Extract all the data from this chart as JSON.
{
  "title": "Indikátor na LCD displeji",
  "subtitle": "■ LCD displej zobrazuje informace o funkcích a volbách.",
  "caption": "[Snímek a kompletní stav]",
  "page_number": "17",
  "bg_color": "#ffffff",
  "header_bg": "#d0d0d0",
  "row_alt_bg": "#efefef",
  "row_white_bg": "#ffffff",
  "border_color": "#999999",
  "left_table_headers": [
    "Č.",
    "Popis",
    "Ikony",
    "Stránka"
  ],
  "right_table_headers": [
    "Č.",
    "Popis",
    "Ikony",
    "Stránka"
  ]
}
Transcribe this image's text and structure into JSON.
****************
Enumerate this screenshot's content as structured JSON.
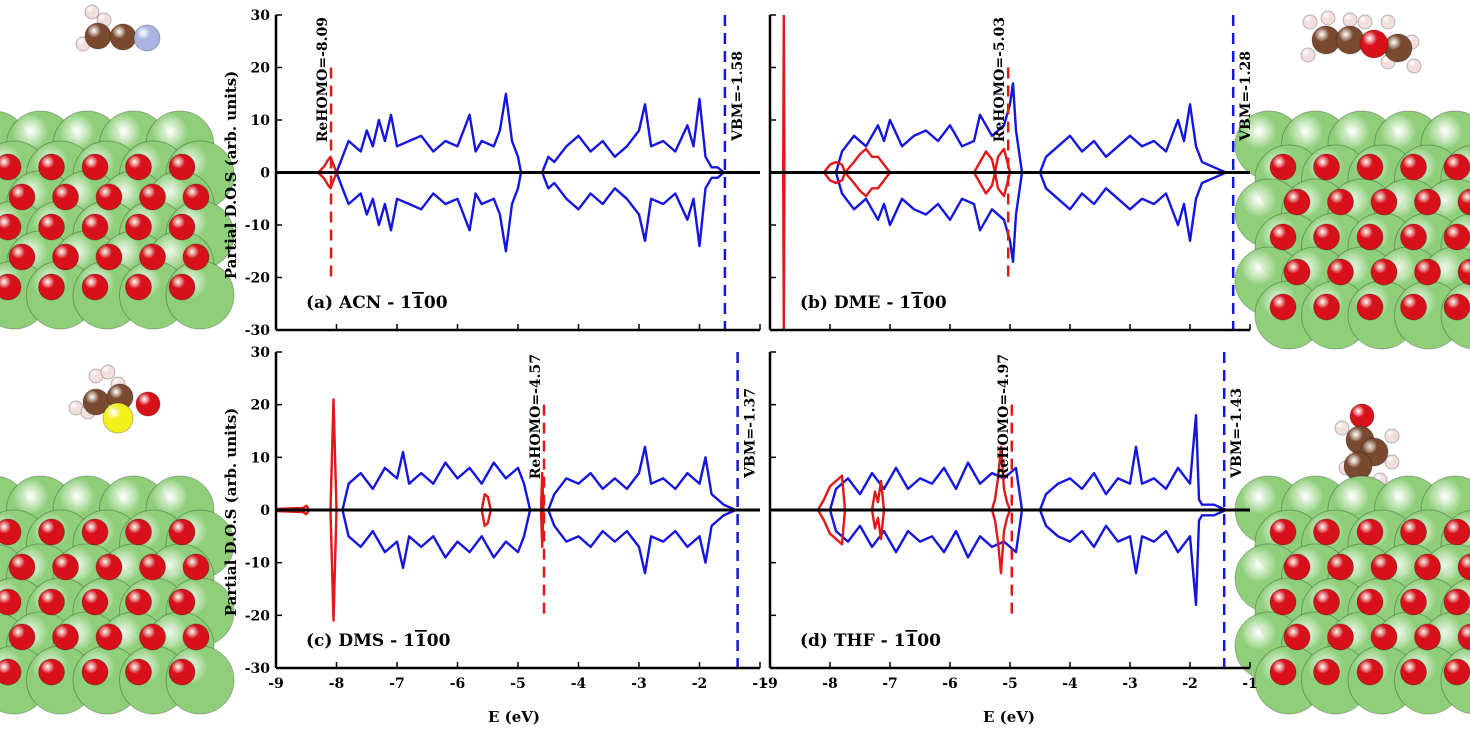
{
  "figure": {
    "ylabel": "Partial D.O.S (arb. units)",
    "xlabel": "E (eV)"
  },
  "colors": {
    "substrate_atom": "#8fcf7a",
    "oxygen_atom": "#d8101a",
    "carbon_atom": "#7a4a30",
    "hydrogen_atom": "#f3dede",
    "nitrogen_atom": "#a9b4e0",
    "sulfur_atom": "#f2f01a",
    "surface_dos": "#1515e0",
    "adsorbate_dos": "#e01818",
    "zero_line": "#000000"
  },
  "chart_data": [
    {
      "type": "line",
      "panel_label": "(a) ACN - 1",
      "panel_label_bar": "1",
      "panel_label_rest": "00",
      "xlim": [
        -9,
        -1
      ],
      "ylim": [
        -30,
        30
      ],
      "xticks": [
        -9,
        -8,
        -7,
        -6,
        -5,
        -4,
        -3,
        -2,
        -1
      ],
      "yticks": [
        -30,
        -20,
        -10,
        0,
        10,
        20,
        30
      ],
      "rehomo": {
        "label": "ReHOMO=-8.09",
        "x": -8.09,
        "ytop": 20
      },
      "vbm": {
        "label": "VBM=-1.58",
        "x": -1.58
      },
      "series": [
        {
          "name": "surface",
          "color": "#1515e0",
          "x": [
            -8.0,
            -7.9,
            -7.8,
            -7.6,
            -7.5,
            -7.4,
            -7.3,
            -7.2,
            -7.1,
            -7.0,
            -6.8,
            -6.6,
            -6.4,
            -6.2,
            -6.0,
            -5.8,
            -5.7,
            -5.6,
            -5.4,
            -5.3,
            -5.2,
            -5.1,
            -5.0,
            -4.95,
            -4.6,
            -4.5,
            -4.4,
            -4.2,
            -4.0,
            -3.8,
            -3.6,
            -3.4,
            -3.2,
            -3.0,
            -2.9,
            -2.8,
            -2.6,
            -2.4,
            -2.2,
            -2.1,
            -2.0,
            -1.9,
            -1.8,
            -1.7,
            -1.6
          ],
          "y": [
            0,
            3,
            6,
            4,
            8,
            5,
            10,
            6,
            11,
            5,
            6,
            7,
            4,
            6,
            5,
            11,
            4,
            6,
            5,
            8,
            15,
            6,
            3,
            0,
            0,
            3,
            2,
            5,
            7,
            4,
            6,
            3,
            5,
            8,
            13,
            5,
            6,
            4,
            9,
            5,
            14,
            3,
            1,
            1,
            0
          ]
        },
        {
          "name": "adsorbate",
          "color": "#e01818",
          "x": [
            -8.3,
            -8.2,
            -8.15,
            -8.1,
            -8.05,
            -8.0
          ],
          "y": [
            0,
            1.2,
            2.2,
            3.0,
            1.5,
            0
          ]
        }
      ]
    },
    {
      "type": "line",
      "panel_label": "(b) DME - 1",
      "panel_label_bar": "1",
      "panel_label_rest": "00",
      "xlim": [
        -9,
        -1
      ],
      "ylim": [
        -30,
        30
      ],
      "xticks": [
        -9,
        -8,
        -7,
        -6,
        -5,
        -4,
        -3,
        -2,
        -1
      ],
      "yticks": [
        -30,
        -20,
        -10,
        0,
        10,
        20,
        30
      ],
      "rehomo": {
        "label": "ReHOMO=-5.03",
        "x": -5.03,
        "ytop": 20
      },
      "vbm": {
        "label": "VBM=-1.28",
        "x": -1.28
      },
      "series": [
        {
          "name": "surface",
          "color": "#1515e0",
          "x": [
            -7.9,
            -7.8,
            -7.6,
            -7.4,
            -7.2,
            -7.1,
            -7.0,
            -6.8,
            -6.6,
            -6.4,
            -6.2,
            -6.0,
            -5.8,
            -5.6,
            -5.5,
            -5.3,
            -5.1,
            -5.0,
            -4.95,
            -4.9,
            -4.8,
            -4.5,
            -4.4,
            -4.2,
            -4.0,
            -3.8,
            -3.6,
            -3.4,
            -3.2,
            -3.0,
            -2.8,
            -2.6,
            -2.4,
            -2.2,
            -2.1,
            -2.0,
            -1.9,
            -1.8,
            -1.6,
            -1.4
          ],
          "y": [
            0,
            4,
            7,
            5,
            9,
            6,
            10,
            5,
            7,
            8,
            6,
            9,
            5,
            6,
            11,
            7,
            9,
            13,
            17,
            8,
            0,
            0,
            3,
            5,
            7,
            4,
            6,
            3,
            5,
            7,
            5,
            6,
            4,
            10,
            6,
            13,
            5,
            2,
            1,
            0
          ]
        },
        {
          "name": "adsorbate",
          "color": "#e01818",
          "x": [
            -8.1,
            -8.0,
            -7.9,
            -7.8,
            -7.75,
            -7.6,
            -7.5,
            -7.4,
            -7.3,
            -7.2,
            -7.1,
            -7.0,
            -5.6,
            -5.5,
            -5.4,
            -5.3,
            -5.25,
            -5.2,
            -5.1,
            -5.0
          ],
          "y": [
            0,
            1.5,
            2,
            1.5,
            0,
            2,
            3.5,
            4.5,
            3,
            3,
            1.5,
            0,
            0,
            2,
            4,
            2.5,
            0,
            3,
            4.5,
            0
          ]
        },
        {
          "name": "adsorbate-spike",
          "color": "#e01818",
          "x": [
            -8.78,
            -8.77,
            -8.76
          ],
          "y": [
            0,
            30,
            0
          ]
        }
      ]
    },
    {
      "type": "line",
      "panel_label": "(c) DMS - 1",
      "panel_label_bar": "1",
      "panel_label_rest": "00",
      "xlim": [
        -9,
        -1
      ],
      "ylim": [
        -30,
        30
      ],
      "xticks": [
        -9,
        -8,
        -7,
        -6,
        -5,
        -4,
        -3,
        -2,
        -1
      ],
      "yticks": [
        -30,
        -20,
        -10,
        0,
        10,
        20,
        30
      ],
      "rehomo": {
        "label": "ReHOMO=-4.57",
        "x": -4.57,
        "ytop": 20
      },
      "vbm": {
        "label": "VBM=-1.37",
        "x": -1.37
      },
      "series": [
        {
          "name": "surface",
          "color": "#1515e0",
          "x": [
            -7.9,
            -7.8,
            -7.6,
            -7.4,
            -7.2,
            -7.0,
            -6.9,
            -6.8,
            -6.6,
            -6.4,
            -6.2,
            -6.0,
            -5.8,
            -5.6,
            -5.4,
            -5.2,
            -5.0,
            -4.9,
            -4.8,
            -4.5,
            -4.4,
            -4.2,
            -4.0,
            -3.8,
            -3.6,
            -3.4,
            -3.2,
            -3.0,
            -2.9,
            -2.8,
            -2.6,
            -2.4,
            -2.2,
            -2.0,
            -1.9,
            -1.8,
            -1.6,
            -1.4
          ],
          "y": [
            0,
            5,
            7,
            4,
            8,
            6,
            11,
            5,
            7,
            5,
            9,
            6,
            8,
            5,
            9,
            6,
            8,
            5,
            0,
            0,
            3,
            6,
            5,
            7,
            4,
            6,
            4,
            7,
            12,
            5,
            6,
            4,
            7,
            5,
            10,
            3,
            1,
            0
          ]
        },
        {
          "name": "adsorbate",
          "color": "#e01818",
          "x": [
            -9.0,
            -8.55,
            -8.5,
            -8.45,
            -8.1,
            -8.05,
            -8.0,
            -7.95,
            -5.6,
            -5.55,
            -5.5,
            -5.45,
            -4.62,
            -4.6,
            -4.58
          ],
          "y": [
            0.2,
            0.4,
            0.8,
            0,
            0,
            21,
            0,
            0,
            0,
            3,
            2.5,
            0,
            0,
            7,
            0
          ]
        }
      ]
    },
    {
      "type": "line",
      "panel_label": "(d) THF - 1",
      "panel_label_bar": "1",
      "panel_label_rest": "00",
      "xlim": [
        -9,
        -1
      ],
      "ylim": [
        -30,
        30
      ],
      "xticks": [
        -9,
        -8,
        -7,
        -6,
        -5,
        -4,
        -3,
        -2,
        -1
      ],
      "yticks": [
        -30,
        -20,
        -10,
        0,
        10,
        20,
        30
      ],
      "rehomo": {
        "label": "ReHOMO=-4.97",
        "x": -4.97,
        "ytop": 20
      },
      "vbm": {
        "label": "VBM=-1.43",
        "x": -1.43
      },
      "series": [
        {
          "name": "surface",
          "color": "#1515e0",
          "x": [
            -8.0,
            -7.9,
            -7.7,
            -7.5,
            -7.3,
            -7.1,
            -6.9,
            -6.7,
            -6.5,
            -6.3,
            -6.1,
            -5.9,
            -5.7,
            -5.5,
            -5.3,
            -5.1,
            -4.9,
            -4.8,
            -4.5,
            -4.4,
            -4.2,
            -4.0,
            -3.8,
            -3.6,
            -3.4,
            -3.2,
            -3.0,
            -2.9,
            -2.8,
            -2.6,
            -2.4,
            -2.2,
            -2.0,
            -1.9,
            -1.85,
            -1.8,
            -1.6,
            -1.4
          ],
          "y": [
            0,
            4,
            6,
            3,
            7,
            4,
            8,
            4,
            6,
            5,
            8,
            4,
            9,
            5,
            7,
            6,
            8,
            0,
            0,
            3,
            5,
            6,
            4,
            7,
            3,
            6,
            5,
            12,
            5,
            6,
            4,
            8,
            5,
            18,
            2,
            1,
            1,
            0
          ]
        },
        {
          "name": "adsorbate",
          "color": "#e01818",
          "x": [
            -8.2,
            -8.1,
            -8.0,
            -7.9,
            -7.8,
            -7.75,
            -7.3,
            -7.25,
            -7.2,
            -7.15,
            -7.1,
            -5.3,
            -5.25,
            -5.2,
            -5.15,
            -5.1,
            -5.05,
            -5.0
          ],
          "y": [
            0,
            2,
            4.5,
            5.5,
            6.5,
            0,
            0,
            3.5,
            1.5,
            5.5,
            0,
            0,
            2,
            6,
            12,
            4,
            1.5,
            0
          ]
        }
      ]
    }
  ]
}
****************
Exercise aim
Return only the part of the records above that opens with the line containing "Extract all the data from this chart as JSON." and closes with the line containing "Transcribe this image's", ends included.

Expected answer
Extract all the data from this chart as JSON.
{
  "title": "Indikátor na LCD displeji",
  "subtitle": "■ LCD displej zobrazuje informace o funkcích a volbách.",
  "caption": "[Snímek a kompletní stav]",
  "page_number": "17",
  "bg_color": "#ffffff",
  "header_bg": "#d0d0d0",
  "row_alt_bg": "#efefef",
  "row_white_bg": "#ffffff",
  "border_color": "#999999",
  "left_table_headers": [
    "Č.",
    "Popis",
    "Ikony",
    "Stránka"
  ],
  "right_table_headers": [
    "Č.",
    "Popis",
    "Ikony",
    "Stránka"
  ]
}
Transcribe this image's text and structure into JSON.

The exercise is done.